#### Recorded data
· · · ·
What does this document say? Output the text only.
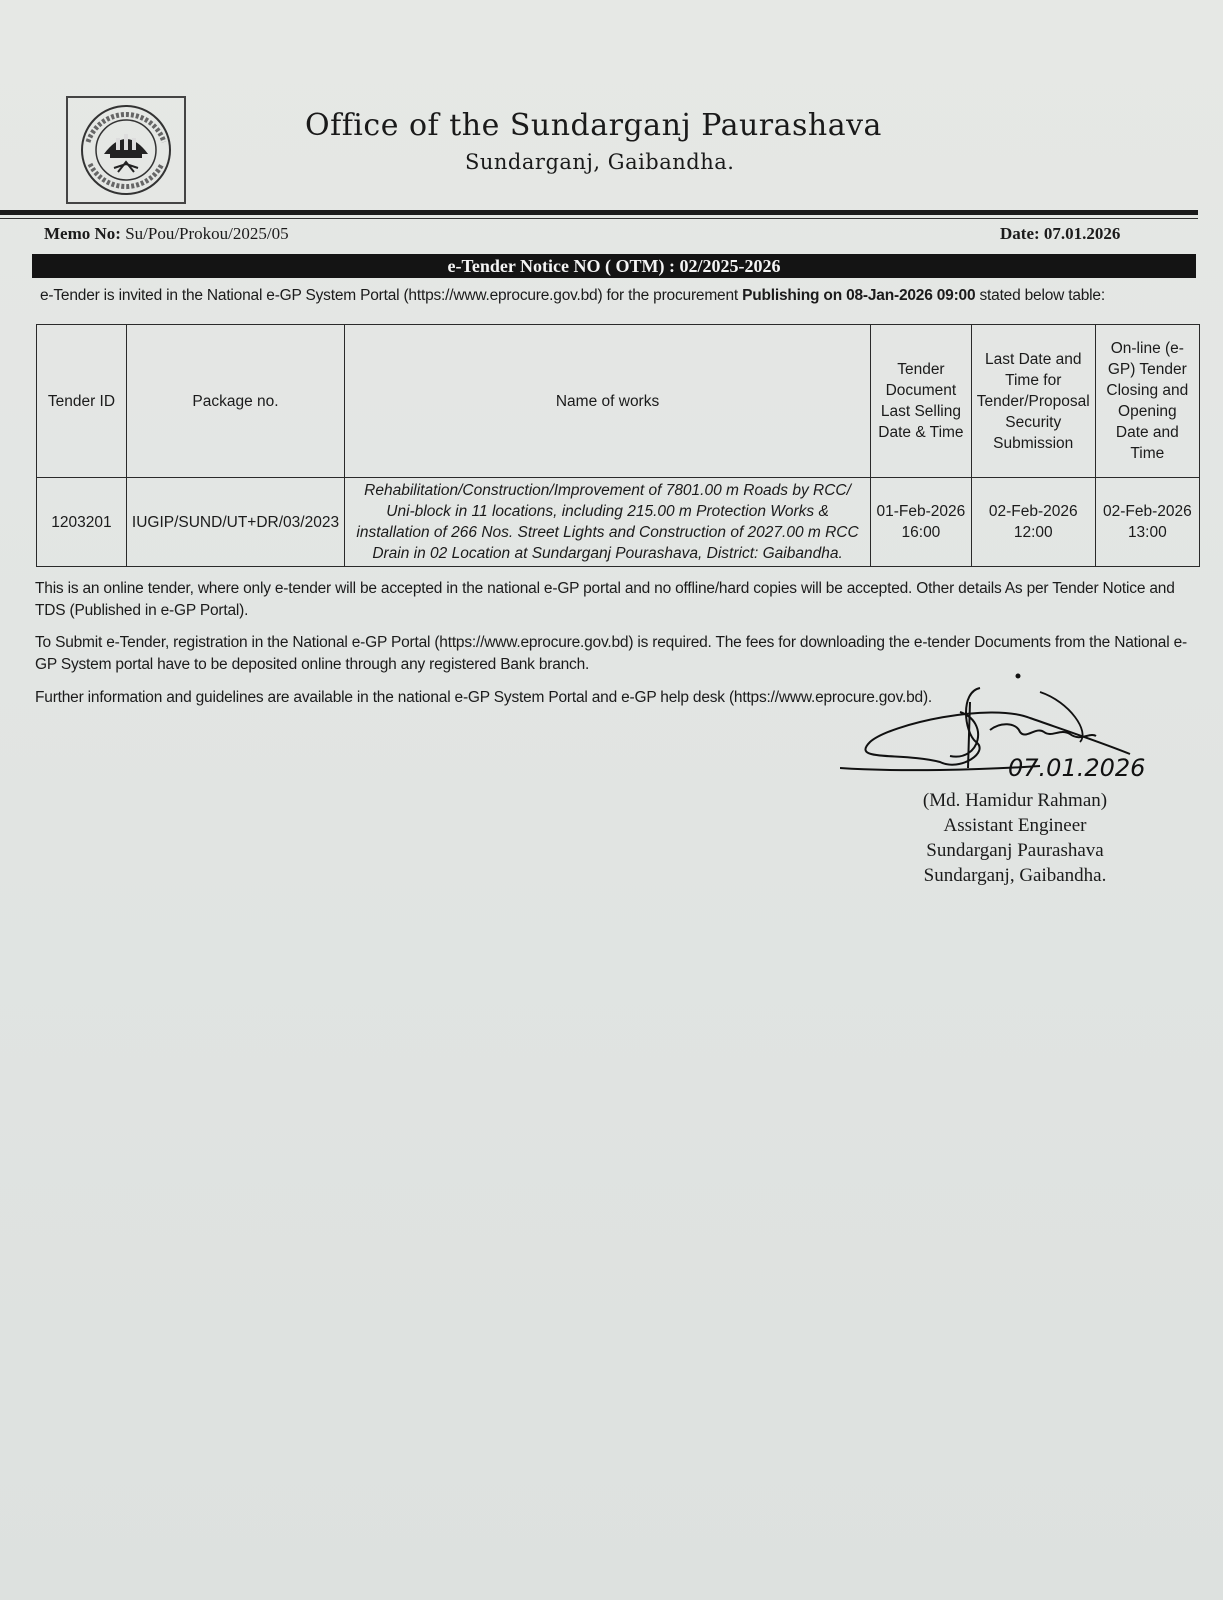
Office of the Sundarganj Paurashava
Sundarganj, Gaibandha.
Memo No: Su/Pou/Prokou/2025/05	Date: 07.01.2026
e-Tender Notice NO ( OTM) : 02/2025-2026
e-Tender is invited in the National e-GP System Portal (https://www.eprocure.gov.bd) for the procurement Publishing on 08-Jan-2026 09:00 stated below table:
Tender ID	Package no.	Name of works	Tender Document Last Selling Date & Time	Last Date and Time for Tender/Proposal Security Submission	On-line (e-GP) Tender Closing and Opening Date and Time
1203201	IUGIP/SUND/UT+DR/03/2023	Rehabilitation/Construction/Improvement of 7801.00 m Roads by RCC/ Uni-block in 11 locations, including 215.00 m Protection Works & installation of 266 Nos. Street Lights and Construction of 2027.00 m RCC Drain in 02 Location at Sundarganj Pourashava, District: Gaibandha.	01-Feb-2026 16:00	02-Feb-2026 12:00	02-Feb-2026 13:00
This is an online tender, where only e-tender will be accepted in the national e-GP portal and no offline/hard copies will be accepted. Other details As per Tender Notice and TDS (Published in e-GP Portal).
To Submit e-Tender, registration in the National e-GP Portal (https://www.eprocure.gov.bd) is required. The fees for downloading the e-tender Documents from the National e-GP System portal have to be deposited online through any registered Bank branch.
Further information and guidelines are available in the national e-GP System Portal and e-GP help desk (https://www.eprocure.gov.bd).
07.01.2026
(Md. Hamidur Rahman)
Assistant Engineer
Sundarganj Paurashava
Sundarganj, Gaibandha.
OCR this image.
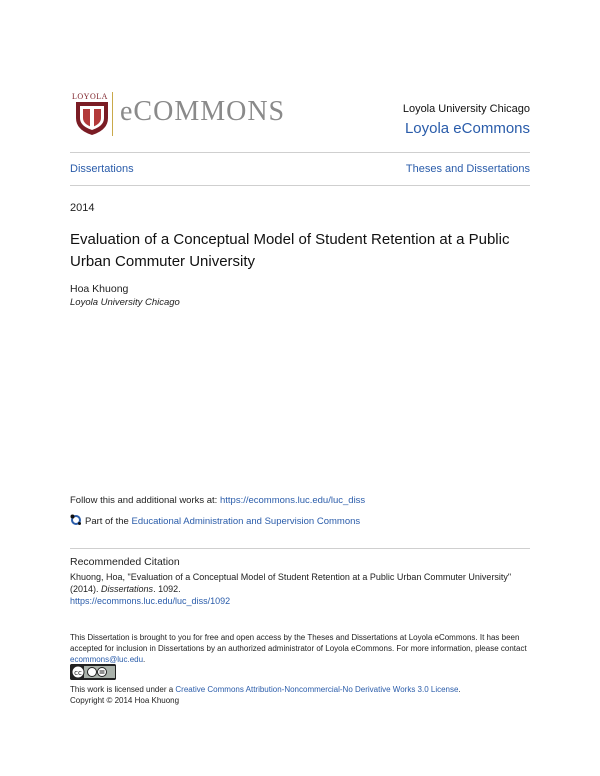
LOYOLA eCOMMONS	Loyola University Chicago
Loyola eCommons
Dissertations	Theses and Dissertations
2014
Evaluation of a Conceptual Model of Student Retention at a Public Urban Commuter University
Hoa Khuong
Loyola University Chicago
Follow this and additional works at: https://ecommons.luc.edu/luc_diss
Part of the Educational Administration and Supervision Commons
Recommended Citation
Khuong, Hoa, "Evaluation of a Conceptual Model of Student Retention at a Public Urban Commuter University" (2014). Dissertations. 1092.
https://ecommons.luc.edu/luc_diss/1092
This Dissertation is brought to you for free and open access by the Theses and Dissertations at Loyola eCommons. It has been accepted for inclusion in Dissertations by an authorized administrator of Loyola eCommons. For more information, please contact ecommons@luc.edu.
cc
This work is licensed under a Creative Commons Attribution-Noncommercial-No Derivative Works 3.0 License.
Copyright © 2014 Hoa Khuong
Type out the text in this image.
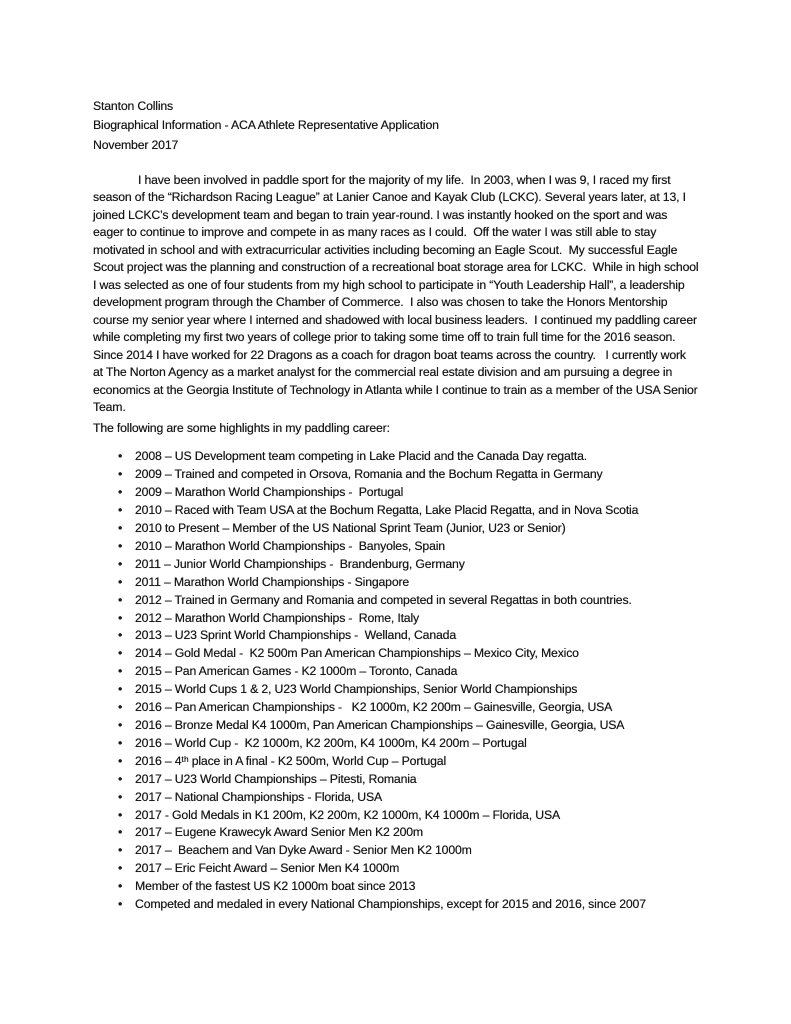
Stanton Collins
Biographical Information - ACA Athlete Representative Application
November 2017

I have been involved in paddle sport for the majority of my life.  In 2003, when I was 9, I raced my first season of the “Richardson Racing League” at Lanier Canoe and Kayak Club (LCKC). Several years later, at 13, I joined LCKC’s development team and began to train year-round. I was instantly hooked on the sport and was eager to continue to improve and compete in as many races as I could.  Off the water I was still able to stay motivated in school and with extracurricular activities including becoming an Eagle Scout.  My successful Eagle Scout project was the planning and construction of a recreational boat storage area for LCKC.  While in high school I was selected as one of four students from my high school to participate in “Youth Leadership Hall”, a leadership development program through the Chamber of Commerce.  I also was chosen to take the Honors Mentorship course my senior year where I interned and shadowed with local business leaders.  I continued my paddling career while completing my first two years of college prior to taking some time off to train full time for the 2016 season.   Since 2014 I have worked for 22 Dragons as a coach for dragon boat teams across the country.   I currently work at The Norton Agency as a market analyst for the commercial real estate division and am pursuing a degree in economics at the Georgia Institute of Technology in Atlanta while I continue to train as a member of the USA Senior Team.

The following are some highlights in my paddling career:

• 2008 – US Development team competing in Lake Placid and the Canada Day regatta.
• 2009 – Trained and competed in Orsova, Romania and the Bochum Regatta in Germany
• 2009 – Marathon World Championships -  Portugal
• 2010 – Raced with Team USA at the Bochum Regatta, Lake Placid Regatta, and in Nova Scotia
• 2010 to Present – Member of the US National Sprint Team (Junior, U23 or Senior)
• 2010 – Marathon World Championships -  Banyoles, Spain
• 2011 – Junior World Championships -  Brandenburg, Germany
• 2011 – Marathon World Championships - Singapore
• 2012 – Trained in Germany and Romania and competed in several Regattas in both countries.
• 2012 – Marathon World Championships -  Rome, Italy
• 2013 – U23 Sprint World Championships -  Welland, Canada
• 2014 – Gold Medal -  K2 500m Pan American Championships – Mexico City, Mexico
• 2015 – Pan American Games - K2 1000m – Toronto, Canada
• 2015 – World Cups 1 & 2, U23 World Championships, Senior World Championships
• 2016 – Pan American Championships -   K2 1000m, K2 200m – Gainesville, Georgia, USA
• 2016 – Bronze Medal K4 1000m, Pan American Championships – Gainesville, Georgia, USA
• 2016 – World Cup -  K2 1000m, K2 200m, K4 1000m, K4 200m – Portugal
• 2016 – 4ᵗʰ place in A final - K2 500m, World Cup – Portugal
• 2017 – U23 World Championships – Pitesti, Romania
• 2017 – National Championships - Florida, USA
• 2017 - Gold Medals in K1 200m, K2 200m, K2 1000m, K4 1000m – Florida, USA
• 2017 – Eugene Krawecyk Award Senior Men K2 200m
• 2017 –  Beachem and Van Dyke Award - Senior Men K2 1000m
• 2017 – Eric Feicht Award – Senior Men K4 1000m
• Member of the fastest US K2 1000m boat since 2013
• Competed and medaled in every National Championships, except for 2015 and 2016, since 2007
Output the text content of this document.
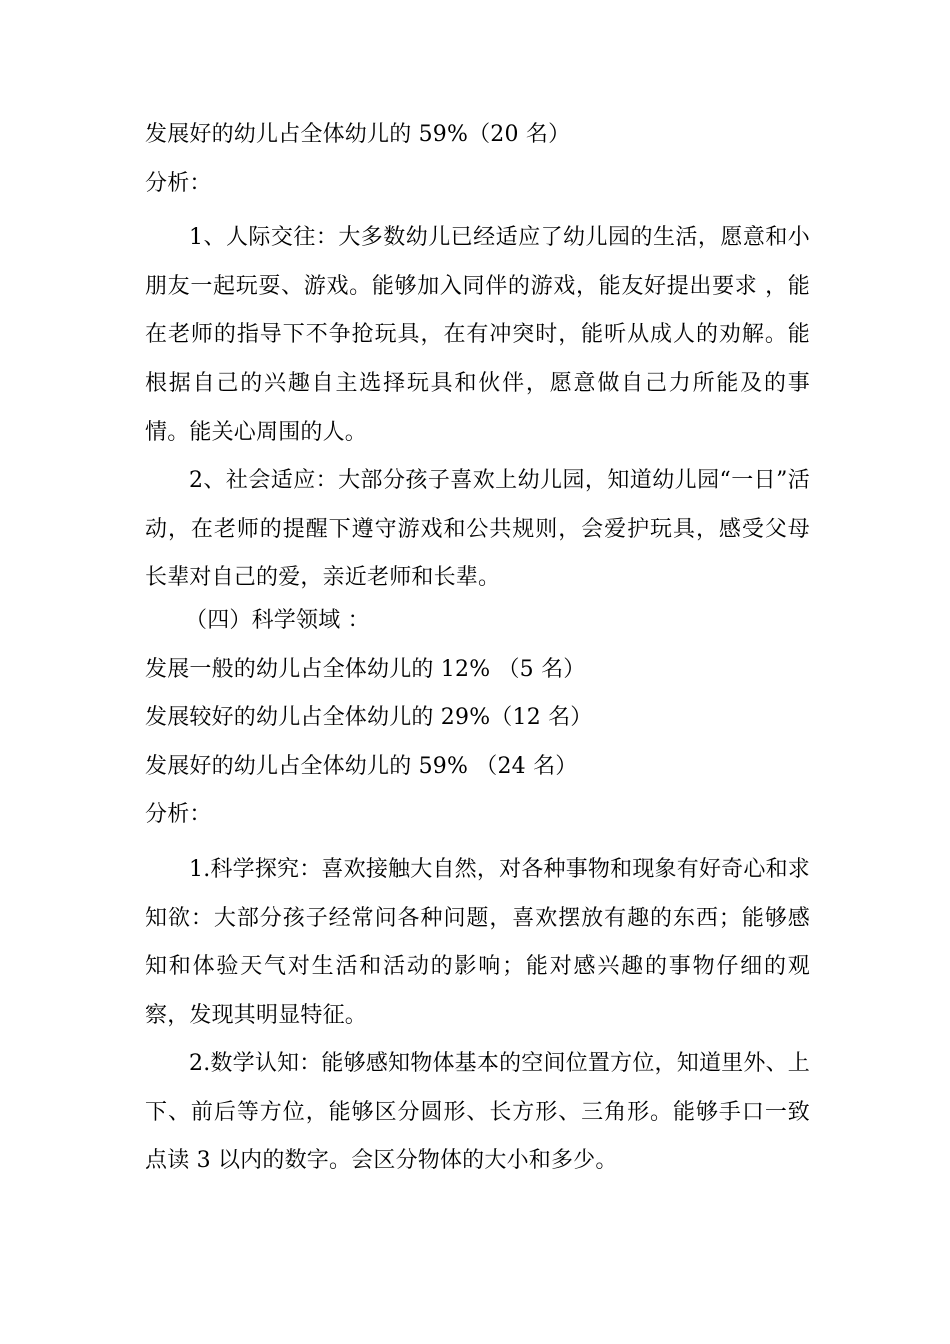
发展好的幼儿占全体幼儿的 59%（20 名）
分析：

1、人际交往：大多数幼儿已经适应了幼儿园的生活，愿意和小朋友一起玩耍、游戏。能够加入同伴的游戏，能友好提出要求 ，能在老师的指导下不争抢玩具，在有冲突时，能听从成人的劝解。能根据自己的兴趣自主选择玩具和伙伴，愿意做自己力所能及的事情。能关心周围的人。

2、社会适应：大部分孩子喜欢上幼儿园，知道幼儿园“一日”活动，在老师的提醒下遵守游戏和公共规则，会爱护玩具，感受父母长辈对自己的爱，亲近老师和长辈。

（四）科学领域 ：
发展一般的幼儿占全体幼儿的 12% （5 名）
发展较好的幼儿占全体幼儿的 29%（12 名）
发展好的幼儿占全体幼儿的 59% （24 名）
分析：

1.科学探究：喜欢接触大自然，对各种事物和现象有好奇心和求知欲：大部分孩子经常问各种问题，喜欢摆放有趣的东西；能够感知和体验天气对生活和活动的影响；能对感兴趣的事物仔细的观察，发现其明显特征。

2.数学认知：能够感知物体基本的空间位置方位，知道里外、上下、前后等方位，能够区分圆形、长方形、三角形。能够手口一致点读 3 以内的数字。会区分物体的大小和多少。
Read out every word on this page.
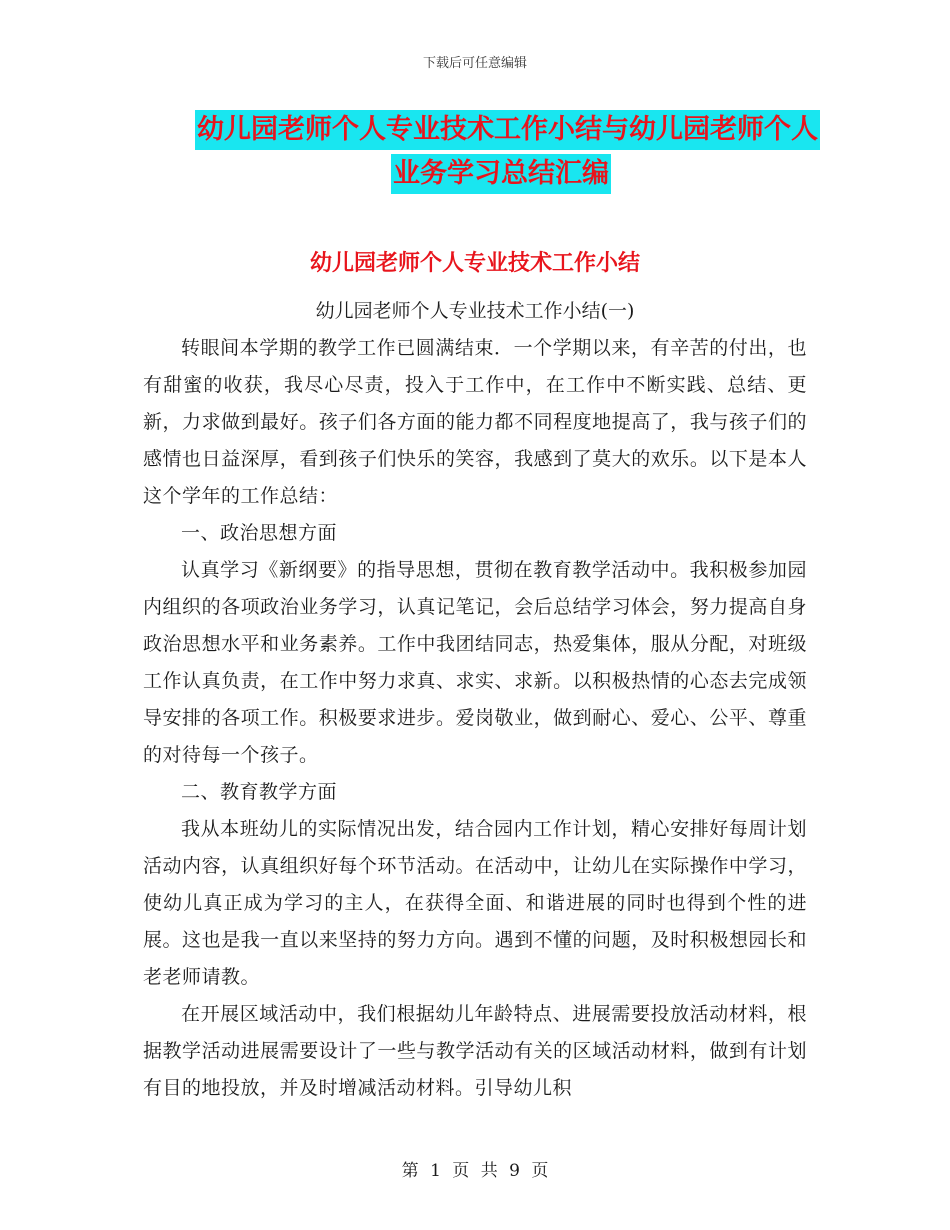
下载后可任意编辑
幼儿园老师个人专业技术工作小结与幼儿园老师个人
业务学习总结汇编
幼儿园老师个人专业技术工作小结
幼儿园老师个人专业技术工作小结(一)

转眼间本学期的教学工作已圆满结束．一个学期以来，有辛苦的付出，也有甜蜜的收获，我尽心尽责，投入于工作中，在工作中不断实践、总结、更新，力求做到最好。孩子们各方面的能力都不同程度地提高了，我与孩子们的感情也日益深厚，看到孩子们快乐的笑容，我感到了莫大的欢乐。以下是本人这个学年的工作总结：

一、政治思想方面

认真学习《新纲要》的指导思想，贯彻在教育教学活动中。我积极参加园内组织的各项政治业务学习，认真记笔记，会后总结学习体会，努力提高自身政治思想水平和业务素养。工作中我团结同志，热爱集体，服从分配，对班级工作认真负责，在工作中努力求真、求实、求新。以积极热情的心态去完成领导安排的各项工作。积极要求进步。爱岗敬业，做到耐心、爱心、公平、尊重的对待每一个孩子。

二、教育教学方面

我从本班幼儿的实际情况出发，结合园内工作计划，精心安排好每周计划活动内容，认真组织好每个环节活动。在活动中，让幼儿在实际操作中学习，使幼儿真正成为学习的主人，在获得全面、和谐进展的同时也得到个性的进展。这也是我一直以来坚持的努力方向。遇到不懂的问题，及时积极想园长和老老师请教。

在开展区域活动中，我们根据幼儿年龄特点、进展需要投放活动材料，根据教学活动进展需要设计了一些与教学活动有关的区域活动材料，做到有计划有目的地投放，并及时增减活动材料。引导幼儿积

第 1 页 共 9 页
· · · ·
#### Exercise description
Review the material and copy each line in which the word "Lake" appears.

#### Result
• 2008 – US Development team competing in Lake Placid and the Canada Day regatta.
• 2010 – Raced with Team USA at the Bochum Regatta, Lake Placid Regatta, and in Nova Scotia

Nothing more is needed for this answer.